What is being asked → Gather all lines in the entries that include the word "Template".

___ Records supplied ___

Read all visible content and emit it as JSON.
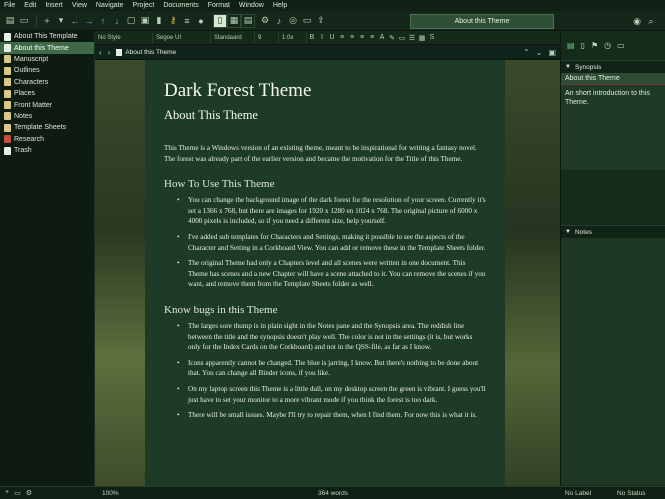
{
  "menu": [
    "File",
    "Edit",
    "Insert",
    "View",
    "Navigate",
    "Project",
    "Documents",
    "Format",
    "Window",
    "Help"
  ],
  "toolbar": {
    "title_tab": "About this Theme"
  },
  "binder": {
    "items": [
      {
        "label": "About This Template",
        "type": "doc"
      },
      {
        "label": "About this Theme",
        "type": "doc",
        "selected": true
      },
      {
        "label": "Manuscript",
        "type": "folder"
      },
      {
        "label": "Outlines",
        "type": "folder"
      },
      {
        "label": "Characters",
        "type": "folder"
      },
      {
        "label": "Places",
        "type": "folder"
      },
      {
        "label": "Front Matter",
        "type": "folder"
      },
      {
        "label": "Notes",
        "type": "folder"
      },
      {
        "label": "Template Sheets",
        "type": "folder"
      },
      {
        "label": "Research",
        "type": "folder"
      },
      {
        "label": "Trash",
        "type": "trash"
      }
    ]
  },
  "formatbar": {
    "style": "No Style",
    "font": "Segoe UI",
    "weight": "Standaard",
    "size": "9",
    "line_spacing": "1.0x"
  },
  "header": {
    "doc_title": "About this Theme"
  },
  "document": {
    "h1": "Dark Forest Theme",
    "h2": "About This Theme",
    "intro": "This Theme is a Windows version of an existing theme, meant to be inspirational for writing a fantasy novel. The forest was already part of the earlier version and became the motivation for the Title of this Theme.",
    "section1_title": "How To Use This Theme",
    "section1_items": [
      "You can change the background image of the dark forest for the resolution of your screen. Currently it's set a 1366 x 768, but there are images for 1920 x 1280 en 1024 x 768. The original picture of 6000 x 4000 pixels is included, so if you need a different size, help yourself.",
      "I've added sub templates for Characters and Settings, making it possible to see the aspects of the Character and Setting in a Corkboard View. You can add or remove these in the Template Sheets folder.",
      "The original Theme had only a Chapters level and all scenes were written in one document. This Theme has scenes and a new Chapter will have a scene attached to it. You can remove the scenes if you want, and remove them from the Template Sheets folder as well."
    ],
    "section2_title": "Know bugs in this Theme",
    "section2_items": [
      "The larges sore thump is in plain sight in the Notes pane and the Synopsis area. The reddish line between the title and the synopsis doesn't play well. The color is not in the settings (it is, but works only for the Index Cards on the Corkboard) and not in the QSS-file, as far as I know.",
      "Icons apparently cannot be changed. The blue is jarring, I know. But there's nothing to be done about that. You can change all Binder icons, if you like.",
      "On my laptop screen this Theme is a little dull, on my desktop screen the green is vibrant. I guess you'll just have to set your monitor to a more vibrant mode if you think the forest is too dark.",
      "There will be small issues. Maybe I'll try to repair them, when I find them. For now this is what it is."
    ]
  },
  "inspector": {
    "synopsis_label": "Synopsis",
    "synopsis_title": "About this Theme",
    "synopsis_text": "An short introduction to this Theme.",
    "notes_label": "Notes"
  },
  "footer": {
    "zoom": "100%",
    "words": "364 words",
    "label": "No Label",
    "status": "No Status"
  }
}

___
___ Records supplied ___

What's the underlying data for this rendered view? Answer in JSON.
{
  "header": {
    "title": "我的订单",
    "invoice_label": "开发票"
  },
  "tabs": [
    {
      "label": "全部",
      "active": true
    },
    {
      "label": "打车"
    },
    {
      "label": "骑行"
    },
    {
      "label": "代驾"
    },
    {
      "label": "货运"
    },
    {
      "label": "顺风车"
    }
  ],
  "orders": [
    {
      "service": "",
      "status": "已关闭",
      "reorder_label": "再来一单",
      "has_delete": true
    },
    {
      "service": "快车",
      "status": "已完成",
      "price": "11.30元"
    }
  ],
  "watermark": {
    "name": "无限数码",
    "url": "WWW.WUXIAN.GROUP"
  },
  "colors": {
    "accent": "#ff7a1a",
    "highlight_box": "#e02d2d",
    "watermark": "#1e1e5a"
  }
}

___
___ Records supplied ___

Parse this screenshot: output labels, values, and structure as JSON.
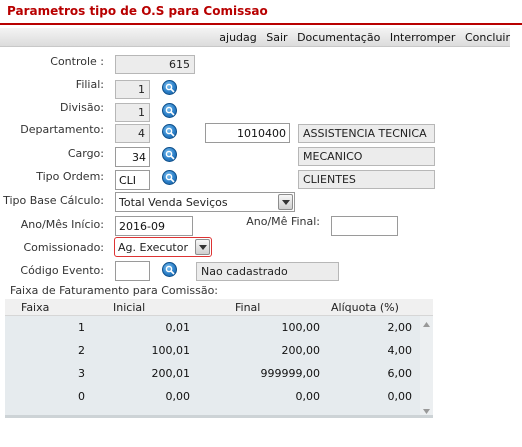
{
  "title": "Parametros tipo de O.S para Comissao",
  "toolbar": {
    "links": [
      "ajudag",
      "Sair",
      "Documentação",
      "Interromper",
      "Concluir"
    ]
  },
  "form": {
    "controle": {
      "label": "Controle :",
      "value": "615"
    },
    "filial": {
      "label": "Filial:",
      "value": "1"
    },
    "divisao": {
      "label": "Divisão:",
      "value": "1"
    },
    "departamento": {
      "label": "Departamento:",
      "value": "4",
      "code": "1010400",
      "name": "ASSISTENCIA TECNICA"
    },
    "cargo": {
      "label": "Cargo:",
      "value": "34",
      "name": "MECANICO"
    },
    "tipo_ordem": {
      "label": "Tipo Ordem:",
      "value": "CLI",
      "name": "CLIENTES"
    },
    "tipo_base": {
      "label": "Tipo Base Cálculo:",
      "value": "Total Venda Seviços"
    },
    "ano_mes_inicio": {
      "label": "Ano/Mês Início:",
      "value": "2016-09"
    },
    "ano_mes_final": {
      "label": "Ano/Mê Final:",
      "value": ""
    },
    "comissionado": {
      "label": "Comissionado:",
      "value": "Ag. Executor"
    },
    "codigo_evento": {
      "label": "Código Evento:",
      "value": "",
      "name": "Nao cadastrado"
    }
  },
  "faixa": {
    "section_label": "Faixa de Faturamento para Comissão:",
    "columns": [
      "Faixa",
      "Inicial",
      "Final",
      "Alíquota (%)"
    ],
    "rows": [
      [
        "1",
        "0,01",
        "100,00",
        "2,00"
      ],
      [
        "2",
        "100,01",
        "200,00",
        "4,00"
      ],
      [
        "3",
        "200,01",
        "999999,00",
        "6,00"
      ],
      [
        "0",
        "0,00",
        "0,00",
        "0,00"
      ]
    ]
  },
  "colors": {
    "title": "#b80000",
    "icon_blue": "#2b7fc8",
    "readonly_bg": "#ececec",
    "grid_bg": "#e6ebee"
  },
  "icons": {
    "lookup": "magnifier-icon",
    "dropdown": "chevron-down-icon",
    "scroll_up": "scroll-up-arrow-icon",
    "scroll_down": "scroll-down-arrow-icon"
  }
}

___

Correct response →
        "label": "About This Template",
        "label": "Template Sheets",
      "I've added sub templates for Characters and Settings, making it possible to see the aspects of the Character and Setting in a Corkboard View. You can add or remove these in the Template Sheets folder.",
      "The original Theme had only a Chapters level and all scenes were written in one document. This Theme has scenes and a new Chapter will have a scene attached to it. You can remove the scenes if you want, and remove them from the Template Sheets folder as well."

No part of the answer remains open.